- Exercise details:
Below is a set of records; print all of them exactly as written.

================

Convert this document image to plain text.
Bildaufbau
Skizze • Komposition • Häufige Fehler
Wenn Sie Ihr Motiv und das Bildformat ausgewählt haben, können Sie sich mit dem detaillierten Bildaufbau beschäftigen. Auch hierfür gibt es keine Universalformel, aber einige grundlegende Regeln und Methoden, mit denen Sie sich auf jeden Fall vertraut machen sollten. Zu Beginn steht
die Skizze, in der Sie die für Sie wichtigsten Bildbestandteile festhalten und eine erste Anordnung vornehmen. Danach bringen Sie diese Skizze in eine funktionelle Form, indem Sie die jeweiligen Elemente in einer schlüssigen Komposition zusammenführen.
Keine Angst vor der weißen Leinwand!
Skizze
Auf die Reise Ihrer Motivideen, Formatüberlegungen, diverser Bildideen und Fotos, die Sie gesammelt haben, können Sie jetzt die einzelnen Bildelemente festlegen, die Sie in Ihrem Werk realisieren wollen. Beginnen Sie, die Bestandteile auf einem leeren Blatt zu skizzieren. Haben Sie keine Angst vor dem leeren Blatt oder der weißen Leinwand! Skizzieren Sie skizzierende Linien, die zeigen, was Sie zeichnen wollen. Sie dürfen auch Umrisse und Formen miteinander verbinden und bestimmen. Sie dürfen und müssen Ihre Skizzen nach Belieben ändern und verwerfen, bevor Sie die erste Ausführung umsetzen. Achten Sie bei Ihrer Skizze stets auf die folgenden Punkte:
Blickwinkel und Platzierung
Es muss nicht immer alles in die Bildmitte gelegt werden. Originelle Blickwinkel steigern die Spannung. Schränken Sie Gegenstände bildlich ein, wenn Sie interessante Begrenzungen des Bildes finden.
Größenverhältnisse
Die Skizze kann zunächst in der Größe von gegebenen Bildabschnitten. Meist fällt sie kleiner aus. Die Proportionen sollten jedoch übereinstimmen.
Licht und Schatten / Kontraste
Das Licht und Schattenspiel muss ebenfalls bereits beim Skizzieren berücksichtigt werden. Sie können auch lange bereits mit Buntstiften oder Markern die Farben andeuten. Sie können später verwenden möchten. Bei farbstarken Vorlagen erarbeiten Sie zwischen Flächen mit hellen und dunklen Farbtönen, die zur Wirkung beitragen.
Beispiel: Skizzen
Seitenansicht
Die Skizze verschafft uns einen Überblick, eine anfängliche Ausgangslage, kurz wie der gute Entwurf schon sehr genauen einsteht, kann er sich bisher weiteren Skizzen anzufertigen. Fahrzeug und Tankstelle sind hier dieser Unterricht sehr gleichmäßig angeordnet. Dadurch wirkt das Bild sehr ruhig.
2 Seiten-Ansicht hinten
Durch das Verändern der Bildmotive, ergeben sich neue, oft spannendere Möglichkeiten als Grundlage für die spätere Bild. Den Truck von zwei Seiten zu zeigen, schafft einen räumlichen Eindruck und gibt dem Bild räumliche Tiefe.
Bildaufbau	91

================

- Exercise result:
Convert this document image to plain text.
Bildaufbau
Skizze • Komposition • Häufige Fehler
Wenn Sie Ihr Motiv und das Bildformat ausgewählt haben, können Sie sich mit dem detaillierten Bildaufbau beschäftigen. Auch hierfür gibt es keine Universalformel, aber einige grundlegende Regeln und Methoden, mit denen Sie sich auf jeden Fall vertraut machen sollten. Zu Beginn steht
die Skizze, in der Sie die für Sie wichtigsten Bildbestandteile festhalten und eine erste Anordnung vornehmen. Danach bringen Sie diese Skizze in eine funktionelle Form, indem Sie die jeweiligen Elemente in einer schlüssigen Komposition zusammenführen.
Keine Angst vor der weißen Leinwand!
Skizze
Auf die Reise Ihrer Motivideen, Formatüberlegungen, diverser Bildideen und Fotos, die Sie gesammelt haben, können Sie jetzt die einzelnen Bildelemente festlegen, die Sie in Ihrem Werk realisieren wollen. Beginnen Sie, die Bestandteile auf einem leeren Blatt zu skizzieren. Haben Sie keine Angst vor dem leeren Blatt oder der weißen Leinwand! Skizzieren Sie skizzierende Linien, die zeigen, was Sie zeichnen wollen. Sie dürfen auch Umrisse und Formen miteinander verbinden und bestimmen. Sie dürfen und müssen Ihre Skizzen nach Belieben ändern und verwerfen, bevor Sie die erste Ausführung umsetzen. Achten Sie bei Ihrer Skizze stets auf die folgenden Punkte:
Blickwinkel und Platzierung
Es muss nicht immer alles in die Bildmitte gelegt werden. Originelle Blickwinkel steigern die Spannung. Schränken Sie Gegenstände bildlich ein, wenn Sie interessante Begrenzungen des Bildes finden.
Größenverhältnisse
Die Skizze kann zunächst in der Größe von gegebenen Bildabschnitten. Meist fällt sie kleiner aus. Die Proportionen sollten jedoch übereinstimmen.
Licht und Schatten / Kontraste
Das Licht und Schattenspiel muss ebenfalls bereits beim Skizzieren berücksichtigt werden. Sie können auch lange bereits mit Buntstiften oder Markern die Farben andeuten. Sie können später verwenden möchten. Bei farbstarken Vorlagen erarbeiten Sie zwischen Flächen mit hellen und dunklen Farbtönen, die zur Wirkung beitragen.
Beispiel: Skizzen
Seitenansicht
Die Skizze verschafft uns einen Überblick, eine anfängliche Ausgangslage, kurz wie der gute Entwurf schon sehr genauen einsteht, kann er sich bisher weiteren Skizzen anzufertigen. Fahrzeug und Tankstelle sind hier dieser Unterricht sehr gleichmäßig angeordnet. Dadurch wirkt das Bild sehr ruhig.
2 Seiten-Ansicht hinten
Durch das Verändern der Bildmotive, ergeben sich neue, oft spannendere Möglichkeiten als Grundlage für die spätere Bild. Den Truck von zwei Seiten zu zeigen, schafft einen räumlichen Eindruck und gibt dem Bild räumliche Tiefe.
Bildaufbau	91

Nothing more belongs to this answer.